[Chart and figure data]
— Start —

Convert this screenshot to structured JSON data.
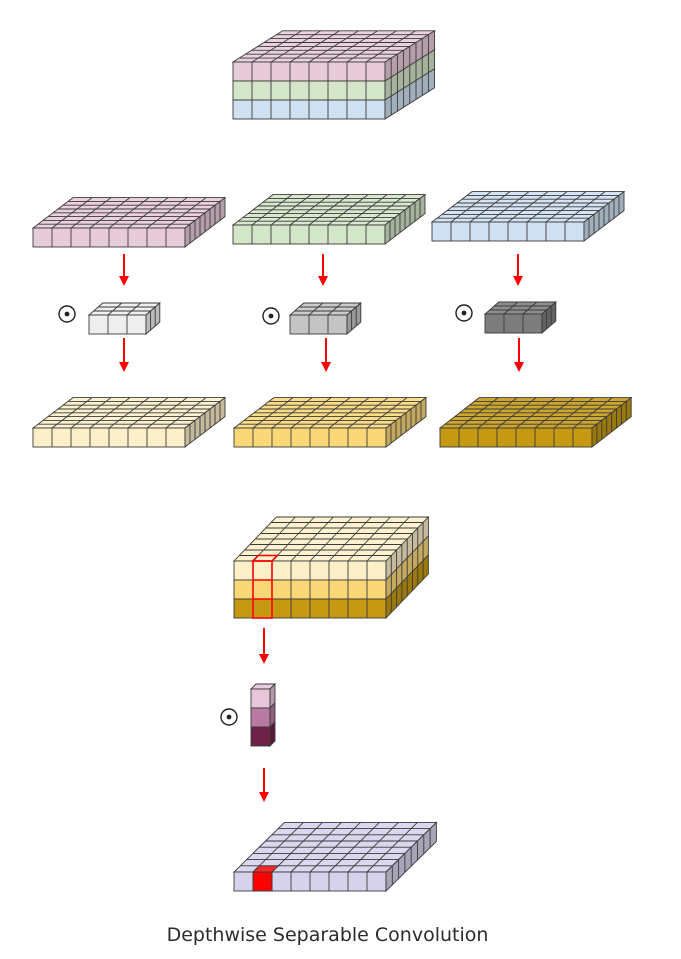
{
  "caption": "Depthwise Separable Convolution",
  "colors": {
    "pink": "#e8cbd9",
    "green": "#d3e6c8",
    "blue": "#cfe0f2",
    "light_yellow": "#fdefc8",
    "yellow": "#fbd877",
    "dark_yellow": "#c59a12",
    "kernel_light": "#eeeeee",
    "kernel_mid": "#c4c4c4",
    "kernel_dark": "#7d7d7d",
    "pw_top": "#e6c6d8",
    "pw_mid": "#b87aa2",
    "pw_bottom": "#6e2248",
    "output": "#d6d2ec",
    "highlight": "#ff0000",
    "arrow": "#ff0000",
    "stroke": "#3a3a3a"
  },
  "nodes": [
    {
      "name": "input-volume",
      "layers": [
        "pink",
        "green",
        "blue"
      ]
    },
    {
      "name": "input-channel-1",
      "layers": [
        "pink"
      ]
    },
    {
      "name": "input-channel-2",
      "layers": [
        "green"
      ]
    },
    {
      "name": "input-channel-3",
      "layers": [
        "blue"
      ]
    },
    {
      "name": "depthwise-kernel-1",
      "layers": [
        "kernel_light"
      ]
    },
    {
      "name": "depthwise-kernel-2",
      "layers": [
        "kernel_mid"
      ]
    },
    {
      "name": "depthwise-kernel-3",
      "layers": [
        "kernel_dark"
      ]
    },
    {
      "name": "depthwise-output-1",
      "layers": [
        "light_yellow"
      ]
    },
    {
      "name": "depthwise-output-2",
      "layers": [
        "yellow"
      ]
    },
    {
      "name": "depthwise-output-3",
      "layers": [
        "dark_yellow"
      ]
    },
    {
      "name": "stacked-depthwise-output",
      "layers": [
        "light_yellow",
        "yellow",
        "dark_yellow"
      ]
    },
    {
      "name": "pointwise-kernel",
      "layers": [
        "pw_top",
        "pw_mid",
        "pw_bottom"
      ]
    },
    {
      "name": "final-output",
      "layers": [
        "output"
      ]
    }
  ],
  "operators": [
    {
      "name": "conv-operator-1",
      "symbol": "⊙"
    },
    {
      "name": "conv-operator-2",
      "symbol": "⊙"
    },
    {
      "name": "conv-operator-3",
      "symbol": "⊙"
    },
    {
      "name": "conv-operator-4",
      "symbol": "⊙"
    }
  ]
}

— End —
— Start —

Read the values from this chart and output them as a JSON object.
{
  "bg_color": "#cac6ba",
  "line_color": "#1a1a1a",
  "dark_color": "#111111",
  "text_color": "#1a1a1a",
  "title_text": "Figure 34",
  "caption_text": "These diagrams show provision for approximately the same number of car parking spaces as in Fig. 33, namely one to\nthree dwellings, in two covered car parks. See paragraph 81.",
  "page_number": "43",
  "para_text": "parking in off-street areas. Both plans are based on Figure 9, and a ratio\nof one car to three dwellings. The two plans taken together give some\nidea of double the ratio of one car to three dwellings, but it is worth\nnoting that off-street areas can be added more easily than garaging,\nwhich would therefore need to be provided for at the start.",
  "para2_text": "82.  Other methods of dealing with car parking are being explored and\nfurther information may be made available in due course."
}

— End —

Aim of the exercise: Find and copy each line above that includes the string "JSON".

The response:
Convert this screenshot to structured JSON data.
Read the values from this chart and output them as a JSON object.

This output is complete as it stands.